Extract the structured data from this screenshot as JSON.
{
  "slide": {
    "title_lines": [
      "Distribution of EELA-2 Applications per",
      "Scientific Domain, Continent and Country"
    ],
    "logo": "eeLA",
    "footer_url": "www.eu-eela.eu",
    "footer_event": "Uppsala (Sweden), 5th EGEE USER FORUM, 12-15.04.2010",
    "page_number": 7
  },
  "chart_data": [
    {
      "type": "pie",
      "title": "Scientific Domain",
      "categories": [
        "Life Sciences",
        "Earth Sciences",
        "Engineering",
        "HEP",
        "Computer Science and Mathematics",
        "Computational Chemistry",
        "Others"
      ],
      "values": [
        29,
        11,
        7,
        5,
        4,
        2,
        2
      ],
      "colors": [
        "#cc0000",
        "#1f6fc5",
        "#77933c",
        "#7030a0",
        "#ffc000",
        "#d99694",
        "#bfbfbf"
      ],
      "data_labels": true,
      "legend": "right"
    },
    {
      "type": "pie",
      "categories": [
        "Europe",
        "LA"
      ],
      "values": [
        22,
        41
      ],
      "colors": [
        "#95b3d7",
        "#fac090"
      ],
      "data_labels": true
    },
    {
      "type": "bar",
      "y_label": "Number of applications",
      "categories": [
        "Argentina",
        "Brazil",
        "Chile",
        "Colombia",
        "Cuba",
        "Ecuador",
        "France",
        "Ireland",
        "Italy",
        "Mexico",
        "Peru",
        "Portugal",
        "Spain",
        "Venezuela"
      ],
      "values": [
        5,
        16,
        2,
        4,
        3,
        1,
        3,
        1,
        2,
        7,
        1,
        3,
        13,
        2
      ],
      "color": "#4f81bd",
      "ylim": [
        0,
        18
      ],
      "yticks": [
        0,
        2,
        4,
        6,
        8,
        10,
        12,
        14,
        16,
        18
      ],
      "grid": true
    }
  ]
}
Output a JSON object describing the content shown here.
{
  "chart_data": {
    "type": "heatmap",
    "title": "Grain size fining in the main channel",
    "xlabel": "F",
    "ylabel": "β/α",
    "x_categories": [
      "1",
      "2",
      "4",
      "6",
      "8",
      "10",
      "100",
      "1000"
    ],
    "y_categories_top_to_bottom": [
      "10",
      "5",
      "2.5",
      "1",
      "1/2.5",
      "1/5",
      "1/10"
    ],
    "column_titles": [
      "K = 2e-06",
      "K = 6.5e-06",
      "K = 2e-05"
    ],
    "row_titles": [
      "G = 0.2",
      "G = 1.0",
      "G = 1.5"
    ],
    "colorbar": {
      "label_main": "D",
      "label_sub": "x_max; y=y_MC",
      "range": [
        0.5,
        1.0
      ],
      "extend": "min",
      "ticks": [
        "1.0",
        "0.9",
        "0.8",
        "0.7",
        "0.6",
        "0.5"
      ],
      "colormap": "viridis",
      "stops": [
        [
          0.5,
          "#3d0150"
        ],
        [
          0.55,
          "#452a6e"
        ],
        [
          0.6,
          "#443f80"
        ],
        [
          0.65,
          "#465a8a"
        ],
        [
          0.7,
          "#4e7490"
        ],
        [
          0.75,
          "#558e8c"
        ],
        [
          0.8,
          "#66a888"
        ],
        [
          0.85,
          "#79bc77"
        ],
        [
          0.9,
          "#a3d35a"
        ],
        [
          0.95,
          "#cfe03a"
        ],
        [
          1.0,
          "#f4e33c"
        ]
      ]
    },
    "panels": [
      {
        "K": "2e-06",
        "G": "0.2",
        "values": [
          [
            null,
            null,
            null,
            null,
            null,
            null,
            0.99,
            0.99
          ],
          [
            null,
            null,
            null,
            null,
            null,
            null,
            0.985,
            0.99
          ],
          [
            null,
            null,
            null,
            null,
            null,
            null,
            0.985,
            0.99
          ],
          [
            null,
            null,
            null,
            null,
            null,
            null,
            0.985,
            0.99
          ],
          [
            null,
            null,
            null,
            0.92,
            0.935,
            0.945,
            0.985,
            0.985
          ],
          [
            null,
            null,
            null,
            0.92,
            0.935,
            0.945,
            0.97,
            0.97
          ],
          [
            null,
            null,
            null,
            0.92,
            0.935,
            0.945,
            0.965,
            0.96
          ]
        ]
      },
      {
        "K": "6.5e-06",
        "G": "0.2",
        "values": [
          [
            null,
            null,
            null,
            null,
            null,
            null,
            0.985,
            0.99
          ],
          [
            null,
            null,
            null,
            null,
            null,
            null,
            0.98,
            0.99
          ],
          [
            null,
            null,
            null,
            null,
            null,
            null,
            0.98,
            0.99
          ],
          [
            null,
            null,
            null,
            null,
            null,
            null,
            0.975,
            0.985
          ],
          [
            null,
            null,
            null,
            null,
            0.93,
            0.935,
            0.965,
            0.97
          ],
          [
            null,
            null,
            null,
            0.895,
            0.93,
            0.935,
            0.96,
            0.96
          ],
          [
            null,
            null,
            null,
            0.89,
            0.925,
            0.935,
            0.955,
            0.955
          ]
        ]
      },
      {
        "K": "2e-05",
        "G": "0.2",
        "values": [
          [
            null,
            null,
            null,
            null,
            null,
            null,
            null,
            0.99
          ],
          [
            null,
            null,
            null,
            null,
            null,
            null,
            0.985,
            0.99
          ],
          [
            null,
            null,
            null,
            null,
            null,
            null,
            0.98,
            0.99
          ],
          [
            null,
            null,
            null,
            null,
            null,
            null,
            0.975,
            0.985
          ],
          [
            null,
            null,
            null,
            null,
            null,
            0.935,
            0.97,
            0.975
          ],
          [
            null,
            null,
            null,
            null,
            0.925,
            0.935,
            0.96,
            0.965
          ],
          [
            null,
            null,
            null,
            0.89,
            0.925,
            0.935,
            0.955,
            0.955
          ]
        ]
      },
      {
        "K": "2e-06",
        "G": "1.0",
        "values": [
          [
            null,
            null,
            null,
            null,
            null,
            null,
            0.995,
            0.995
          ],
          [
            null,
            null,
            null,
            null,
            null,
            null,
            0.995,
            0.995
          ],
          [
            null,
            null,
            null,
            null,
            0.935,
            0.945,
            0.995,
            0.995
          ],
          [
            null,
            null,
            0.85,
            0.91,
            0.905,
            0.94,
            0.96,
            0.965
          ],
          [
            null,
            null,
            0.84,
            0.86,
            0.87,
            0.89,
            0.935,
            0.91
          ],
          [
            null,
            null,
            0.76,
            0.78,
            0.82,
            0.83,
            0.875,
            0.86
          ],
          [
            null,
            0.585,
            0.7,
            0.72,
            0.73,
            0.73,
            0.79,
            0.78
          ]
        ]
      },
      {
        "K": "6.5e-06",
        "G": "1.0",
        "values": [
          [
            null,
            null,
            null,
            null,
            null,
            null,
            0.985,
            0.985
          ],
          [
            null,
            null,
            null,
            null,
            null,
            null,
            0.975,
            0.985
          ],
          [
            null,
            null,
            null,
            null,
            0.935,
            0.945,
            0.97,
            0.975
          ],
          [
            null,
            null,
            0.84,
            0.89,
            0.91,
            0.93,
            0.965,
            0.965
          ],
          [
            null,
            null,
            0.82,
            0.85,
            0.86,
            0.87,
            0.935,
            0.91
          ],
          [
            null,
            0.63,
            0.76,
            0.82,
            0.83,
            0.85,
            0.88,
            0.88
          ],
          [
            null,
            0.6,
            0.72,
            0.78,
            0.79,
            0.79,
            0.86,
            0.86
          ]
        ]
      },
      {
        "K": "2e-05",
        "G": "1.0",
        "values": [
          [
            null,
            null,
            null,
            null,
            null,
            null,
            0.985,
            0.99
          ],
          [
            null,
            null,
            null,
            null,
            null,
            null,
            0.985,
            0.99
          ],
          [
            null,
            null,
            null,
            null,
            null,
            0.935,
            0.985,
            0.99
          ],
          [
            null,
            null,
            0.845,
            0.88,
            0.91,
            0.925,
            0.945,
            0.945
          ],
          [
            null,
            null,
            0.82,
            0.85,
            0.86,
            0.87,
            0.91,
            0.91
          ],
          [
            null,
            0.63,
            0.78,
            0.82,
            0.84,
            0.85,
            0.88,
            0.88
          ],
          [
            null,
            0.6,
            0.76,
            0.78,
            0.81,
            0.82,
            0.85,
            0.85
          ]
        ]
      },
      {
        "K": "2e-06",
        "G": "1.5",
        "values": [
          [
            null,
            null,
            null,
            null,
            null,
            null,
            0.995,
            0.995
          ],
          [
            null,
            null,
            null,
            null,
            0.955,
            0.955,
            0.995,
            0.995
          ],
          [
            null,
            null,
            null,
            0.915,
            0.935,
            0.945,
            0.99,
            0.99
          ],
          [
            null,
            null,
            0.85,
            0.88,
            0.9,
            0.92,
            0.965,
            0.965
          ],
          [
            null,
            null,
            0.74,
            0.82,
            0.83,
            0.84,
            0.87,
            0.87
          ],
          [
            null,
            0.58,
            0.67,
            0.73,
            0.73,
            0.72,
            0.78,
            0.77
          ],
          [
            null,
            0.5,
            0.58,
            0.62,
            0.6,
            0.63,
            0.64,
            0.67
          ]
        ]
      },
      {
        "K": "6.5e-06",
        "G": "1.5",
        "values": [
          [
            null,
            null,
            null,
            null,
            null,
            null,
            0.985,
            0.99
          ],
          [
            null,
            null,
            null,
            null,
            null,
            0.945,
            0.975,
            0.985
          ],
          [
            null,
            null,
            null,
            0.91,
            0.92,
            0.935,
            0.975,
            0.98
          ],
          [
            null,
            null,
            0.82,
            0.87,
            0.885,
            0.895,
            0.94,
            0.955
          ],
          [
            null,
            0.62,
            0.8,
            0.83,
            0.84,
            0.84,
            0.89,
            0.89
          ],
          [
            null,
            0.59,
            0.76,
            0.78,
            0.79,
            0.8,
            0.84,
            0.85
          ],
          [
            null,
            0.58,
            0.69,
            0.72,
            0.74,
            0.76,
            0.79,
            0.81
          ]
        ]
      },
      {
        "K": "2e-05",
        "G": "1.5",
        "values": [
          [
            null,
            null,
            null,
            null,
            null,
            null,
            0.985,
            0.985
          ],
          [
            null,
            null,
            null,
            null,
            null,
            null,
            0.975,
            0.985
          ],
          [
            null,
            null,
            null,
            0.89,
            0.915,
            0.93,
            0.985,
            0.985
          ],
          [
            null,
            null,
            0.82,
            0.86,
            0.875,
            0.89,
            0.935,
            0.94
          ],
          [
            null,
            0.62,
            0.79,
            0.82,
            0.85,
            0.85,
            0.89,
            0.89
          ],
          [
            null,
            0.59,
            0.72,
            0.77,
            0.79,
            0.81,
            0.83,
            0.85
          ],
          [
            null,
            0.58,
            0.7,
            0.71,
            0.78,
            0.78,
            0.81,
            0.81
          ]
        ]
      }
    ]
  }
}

= Problem description =
In the records above, how many lines hold the string "JSON"? Reply with only the number.

= Answer =
2